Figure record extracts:
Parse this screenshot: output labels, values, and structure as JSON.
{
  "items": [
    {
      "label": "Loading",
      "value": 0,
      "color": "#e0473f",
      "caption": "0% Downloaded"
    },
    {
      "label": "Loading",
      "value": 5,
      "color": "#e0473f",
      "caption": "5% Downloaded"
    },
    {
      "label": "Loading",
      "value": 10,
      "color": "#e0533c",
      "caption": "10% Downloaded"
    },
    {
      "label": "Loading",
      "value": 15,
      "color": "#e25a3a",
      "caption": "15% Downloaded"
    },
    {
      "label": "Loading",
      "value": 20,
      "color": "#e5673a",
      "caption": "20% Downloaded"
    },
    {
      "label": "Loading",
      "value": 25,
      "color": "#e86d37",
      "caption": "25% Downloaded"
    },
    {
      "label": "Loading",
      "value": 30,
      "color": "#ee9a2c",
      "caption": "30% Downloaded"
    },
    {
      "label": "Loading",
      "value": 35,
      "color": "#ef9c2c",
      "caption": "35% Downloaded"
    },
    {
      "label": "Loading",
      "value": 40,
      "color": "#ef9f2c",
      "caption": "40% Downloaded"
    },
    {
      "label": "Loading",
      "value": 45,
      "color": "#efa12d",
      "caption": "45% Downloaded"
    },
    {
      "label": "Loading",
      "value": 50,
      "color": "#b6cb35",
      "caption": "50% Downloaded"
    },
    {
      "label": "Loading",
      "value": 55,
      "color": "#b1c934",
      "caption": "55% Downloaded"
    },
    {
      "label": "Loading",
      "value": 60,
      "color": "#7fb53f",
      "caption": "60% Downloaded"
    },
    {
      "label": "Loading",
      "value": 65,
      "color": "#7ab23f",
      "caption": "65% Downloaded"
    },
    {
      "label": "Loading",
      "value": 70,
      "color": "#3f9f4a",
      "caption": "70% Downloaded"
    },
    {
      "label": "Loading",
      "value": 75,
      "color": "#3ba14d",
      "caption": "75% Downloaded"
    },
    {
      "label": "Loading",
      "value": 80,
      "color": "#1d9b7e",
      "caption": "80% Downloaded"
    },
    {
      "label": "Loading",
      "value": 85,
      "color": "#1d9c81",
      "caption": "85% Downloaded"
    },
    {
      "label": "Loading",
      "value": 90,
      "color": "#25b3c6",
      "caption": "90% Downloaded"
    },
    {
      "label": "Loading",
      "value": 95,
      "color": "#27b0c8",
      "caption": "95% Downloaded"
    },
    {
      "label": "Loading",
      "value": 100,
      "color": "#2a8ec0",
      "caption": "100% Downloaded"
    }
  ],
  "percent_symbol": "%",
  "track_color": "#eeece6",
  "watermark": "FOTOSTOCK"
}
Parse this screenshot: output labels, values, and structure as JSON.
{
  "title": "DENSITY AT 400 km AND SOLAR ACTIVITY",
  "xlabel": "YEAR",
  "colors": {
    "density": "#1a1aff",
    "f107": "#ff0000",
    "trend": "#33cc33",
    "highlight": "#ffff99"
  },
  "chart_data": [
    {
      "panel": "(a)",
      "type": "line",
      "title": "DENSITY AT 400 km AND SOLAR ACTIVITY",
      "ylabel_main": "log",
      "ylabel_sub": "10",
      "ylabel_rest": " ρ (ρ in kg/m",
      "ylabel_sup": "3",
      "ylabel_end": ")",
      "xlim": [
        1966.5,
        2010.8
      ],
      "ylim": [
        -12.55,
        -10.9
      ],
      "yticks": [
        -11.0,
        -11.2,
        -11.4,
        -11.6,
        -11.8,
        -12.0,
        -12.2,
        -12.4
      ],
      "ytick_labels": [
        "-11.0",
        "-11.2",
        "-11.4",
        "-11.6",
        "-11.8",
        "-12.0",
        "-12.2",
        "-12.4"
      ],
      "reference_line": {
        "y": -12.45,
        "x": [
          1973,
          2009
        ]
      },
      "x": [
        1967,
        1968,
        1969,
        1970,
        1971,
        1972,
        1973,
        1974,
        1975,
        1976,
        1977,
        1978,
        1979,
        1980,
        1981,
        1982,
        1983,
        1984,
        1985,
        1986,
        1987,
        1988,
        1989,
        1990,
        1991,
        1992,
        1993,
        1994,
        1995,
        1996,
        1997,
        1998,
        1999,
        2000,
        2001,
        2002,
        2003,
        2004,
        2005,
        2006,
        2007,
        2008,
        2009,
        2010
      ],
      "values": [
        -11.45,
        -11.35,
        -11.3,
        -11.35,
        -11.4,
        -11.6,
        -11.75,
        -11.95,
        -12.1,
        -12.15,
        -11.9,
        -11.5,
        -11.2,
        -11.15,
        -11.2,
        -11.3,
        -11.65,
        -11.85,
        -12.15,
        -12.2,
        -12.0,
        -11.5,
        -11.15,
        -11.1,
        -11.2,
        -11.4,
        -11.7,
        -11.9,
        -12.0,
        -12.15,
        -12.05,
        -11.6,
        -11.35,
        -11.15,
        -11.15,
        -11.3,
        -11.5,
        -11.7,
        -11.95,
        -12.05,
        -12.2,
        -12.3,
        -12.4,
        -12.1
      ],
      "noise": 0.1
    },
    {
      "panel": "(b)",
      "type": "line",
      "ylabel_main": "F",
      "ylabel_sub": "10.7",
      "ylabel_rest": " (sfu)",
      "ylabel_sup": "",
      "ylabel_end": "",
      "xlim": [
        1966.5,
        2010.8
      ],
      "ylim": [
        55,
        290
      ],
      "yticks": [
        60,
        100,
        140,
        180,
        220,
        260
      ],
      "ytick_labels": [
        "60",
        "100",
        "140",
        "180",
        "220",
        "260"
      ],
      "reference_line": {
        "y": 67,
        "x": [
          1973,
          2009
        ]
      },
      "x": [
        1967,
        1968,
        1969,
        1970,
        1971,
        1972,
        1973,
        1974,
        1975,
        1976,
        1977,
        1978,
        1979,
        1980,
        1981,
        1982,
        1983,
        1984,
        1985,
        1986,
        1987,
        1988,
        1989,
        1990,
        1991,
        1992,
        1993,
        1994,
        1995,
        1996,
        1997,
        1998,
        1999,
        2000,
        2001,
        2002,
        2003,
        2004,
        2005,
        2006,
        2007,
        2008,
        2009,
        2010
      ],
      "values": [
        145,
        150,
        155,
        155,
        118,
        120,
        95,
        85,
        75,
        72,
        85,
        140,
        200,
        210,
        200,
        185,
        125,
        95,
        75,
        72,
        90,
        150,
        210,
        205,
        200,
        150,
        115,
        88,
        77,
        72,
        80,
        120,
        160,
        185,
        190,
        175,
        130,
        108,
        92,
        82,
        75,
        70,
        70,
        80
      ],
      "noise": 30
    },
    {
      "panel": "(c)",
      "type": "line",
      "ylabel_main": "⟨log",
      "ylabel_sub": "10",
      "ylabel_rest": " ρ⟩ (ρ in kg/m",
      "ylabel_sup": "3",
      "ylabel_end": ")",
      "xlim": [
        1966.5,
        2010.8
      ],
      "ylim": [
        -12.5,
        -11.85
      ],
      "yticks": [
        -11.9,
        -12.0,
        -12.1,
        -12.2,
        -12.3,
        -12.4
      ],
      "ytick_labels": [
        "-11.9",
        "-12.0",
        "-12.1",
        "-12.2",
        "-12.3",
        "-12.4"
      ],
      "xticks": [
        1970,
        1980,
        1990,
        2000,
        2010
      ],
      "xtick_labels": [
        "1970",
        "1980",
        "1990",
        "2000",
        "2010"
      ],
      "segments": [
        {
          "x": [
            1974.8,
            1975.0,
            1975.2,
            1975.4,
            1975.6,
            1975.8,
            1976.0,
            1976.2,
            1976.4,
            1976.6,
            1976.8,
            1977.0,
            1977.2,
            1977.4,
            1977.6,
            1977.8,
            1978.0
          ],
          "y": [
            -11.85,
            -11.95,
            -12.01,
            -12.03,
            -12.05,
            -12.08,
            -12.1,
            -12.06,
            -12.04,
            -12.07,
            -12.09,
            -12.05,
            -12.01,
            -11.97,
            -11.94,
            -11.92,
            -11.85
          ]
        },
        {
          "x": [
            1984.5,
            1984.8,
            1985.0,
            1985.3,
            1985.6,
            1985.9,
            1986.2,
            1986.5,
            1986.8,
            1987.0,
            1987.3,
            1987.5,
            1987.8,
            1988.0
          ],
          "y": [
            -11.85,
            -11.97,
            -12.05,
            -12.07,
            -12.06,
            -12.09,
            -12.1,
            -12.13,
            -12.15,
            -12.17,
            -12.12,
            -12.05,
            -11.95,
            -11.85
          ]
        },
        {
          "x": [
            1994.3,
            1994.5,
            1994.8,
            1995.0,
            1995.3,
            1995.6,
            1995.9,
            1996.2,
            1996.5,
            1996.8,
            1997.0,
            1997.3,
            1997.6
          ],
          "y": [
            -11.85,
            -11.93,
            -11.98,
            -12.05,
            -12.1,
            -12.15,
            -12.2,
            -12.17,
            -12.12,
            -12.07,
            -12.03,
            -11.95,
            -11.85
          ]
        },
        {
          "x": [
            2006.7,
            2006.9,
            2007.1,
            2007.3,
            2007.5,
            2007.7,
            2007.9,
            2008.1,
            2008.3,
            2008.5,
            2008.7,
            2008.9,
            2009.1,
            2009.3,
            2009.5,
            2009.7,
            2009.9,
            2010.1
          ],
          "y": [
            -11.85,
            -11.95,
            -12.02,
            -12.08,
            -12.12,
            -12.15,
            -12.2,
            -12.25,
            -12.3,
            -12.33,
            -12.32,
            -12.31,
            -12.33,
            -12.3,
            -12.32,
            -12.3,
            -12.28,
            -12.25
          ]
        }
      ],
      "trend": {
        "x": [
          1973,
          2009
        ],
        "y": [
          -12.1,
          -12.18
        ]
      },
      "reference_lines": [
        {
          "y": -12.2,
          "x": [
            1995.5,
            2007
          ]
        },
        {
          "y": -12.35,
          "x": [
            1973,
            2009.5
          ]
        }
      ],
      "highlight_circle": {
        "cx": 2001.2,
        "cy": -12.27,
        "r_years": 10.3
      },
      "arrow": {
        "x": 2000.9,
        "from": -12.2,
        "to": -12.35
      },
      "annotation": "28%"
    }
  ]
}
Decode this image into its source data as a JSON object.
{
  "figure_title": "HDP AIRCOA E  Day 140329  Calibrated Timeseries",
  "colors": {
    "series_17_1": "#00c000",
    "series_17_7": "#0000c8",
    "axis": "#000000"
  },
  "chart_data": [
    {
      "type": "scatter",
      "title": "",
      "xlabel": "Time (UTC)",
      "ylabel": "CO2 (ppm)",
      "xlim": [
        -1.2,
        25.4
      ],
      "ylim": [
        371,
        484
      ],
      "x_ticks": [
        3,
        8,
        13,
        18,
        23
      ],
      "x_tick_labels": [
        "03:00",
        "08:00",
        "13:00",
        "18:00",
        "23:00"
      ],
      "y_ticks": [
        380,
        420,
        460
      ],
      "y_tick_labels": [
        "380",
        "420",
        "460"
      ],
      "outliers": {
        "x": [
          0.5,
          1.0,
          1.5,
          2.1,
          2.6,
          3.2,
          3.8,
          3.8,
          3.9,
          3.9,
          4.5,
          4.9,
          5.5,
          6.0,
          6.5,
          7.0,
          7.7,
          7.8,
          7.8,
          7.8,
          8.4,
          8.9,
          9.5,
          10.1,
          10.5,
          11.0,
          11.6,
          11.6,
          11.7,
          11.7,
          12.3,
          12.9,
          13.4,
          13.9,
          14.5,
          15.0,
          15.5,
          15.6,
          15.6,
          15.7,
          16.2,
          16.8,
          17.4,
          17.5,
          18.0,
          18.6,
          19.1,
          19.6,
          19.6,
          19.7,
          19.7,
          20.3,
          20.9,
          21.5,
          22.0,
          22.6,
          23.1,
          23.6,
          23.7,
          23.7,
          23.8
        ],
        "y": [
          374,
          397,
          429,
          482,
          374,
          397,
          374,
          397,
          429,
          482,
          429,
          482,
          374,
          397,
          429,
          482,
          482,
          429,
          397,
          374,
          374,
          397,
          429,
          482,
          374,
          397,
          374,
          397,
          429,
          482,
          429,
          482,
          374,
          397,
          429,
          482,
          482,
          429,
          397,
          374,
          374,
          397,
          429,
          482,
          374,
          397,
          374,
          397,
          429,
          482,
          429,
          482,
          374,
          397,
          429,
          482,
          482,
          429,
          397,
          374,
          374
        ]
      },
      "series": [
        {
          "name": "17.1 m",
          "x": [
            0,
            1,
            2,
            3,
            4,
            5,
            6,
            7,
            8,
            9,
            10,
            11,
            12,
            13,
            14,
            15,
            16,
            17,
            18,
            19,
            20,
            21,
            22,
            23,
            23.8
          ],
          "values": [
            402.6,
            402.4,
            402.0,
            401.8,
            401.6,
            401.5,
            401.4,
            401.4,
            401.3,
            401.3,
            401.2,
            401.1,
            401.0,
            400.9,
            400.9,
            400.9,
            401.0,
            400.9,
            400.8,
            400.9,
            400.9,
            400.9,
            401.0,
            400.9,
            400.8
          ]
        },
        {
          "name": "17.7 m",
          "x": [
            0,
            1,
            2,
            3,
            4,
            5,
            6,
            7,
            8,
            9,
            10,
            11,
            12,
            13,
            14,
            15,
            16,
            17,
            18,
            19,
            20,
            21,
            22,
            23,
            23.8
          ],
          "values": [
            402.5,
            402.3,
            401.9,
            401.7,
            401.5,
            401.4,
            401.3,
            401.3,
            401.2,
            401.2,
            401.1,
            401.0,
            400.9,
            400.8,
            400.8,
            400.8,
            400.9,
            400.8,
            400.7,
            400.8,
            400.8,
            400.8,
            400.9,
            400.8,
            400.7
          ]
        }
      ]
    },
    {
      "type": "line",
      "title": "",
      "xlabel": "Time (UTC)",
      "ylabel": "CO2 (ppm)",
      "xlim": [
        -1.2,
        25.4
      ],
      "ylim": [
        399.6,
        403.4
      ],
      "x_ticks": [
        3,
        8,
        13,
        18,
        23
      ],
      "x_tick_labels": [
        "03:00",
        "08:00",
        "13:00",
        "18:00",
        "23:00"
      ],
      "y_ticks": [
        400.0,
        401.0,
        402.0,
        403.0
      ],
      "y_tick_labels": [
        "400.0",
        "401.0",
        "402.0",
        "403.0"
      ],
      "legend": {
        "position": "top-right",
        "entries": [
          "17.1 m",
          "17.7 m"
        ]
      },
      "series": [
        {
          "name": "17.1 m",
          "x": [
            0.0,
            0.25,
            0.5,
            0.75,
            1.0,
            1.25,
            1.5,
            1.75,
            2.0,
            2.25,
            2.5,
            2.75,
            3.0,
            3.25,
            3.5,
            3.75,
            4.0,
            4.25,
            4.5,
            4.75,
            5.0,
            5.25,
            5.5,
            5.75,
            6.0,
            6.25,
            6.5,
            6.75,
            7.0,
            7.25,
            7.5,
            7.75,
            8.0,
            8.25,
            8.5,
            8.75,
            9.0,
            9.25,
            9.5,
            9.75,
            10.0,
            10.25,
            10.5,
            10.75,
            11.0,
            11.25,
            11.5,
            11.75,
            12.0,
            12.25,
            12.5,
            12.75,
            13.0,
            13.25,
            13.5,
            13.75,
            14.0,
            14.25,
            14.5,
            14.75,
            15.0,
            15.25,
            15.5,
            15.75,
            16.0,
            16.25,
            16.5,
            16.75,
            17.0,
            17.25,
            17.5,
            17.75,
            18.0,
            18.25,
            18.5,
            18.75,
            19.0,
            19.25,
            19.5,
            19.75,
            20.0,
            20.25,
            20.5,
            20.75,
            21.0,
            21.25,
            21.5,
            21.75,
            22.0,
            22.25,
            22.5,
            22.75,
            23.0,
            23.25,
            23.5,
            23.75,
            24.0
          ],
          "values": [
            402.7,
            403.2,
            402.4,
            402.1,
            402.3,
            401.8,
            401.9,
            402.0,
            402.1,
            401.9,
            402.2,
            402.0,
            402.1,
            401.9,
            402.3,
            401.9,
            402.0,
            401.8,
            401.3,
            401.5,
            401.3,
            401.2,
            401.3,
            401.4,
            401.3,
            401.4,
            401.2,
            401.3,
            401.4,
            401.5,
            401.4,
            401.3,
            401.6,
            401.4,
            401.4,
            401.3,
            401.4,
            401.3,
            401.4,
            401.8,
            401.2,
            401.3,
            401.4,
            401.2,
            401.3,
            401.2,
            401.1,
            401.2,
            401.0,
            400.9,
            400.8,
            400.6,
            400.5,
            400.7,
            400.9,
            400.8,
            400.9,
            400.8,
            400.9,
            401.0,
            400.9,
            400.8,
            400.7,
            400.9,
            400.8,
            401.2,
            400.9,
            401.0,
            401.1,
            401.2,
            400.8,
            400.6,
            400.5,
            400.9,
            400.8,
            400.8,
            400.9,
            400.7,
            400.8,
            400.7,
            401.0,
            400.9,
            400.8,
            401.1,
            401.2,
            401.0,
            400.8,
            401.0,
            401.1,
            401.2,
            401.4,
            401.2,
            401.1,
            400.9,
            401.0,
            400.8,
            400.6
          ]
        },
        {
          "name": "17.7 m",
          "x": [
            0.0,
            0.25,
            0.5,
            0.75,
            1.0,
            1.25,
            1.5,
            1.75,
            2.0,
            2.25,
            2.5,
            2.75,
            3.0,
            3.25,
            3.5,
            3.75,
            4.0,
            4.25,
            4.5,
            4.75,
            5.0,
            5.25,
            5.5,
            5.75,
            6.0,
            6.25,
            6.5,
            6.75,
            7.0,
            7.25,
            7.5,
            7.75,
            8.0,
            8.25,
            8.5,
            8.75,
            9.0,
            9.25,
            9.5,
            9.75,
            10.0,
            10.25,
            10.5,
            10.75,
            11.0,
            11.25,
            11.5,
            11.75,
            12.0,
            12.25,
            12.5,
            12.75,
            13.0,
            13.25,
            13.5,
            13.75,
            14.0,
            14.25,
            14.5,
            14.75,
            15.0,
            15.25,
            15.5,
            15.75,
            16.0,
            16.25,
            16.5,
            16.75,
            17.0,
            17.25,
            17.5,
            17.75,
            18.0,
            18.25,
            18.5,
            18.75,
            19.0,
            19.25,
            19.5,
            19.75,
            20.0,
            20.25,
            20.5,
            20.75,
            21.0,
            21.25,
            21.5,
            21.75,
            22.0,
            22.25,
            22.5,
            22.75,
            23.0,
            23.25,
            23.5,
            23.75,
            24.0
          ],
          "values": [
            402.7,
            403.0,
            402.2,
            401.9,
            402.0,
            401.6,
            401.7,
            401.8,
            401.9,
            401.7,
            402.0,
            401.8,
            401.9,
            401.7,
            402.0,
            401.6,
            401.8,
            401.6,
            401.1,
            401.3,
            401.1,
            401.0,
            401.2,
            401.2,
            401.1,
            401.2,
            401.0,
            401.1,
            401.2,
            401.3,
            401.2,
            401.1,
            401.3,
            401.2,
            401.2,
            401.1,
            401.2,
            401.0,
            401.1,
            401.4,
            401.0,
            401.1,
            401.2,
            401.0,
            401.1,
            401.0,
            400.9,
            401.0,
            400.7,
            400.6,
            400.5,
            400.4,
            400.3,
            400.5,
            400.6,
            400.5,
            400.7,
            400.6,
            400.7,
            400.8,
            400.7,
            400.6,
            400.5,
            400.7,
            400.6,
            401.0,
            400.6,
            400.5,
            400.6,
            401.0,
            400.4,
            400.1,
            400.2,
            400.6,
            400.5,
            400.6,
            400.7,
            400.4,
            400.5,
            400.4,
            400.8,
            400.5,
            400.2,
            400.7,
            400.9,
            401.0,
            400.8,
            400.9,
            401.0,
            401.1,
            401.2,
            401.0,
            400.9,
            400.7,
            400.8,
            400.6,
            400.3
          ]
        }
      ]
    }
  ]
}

• [The task]: Show the lines where the word "ACTIVITY" appears in the entries.

• [Result]:
  "title": "DENSITY AT 400 km AND SOLAR ACTIVITY",
      "title": "DENSITY AT 400 km AND SOLAR ACTIVITY",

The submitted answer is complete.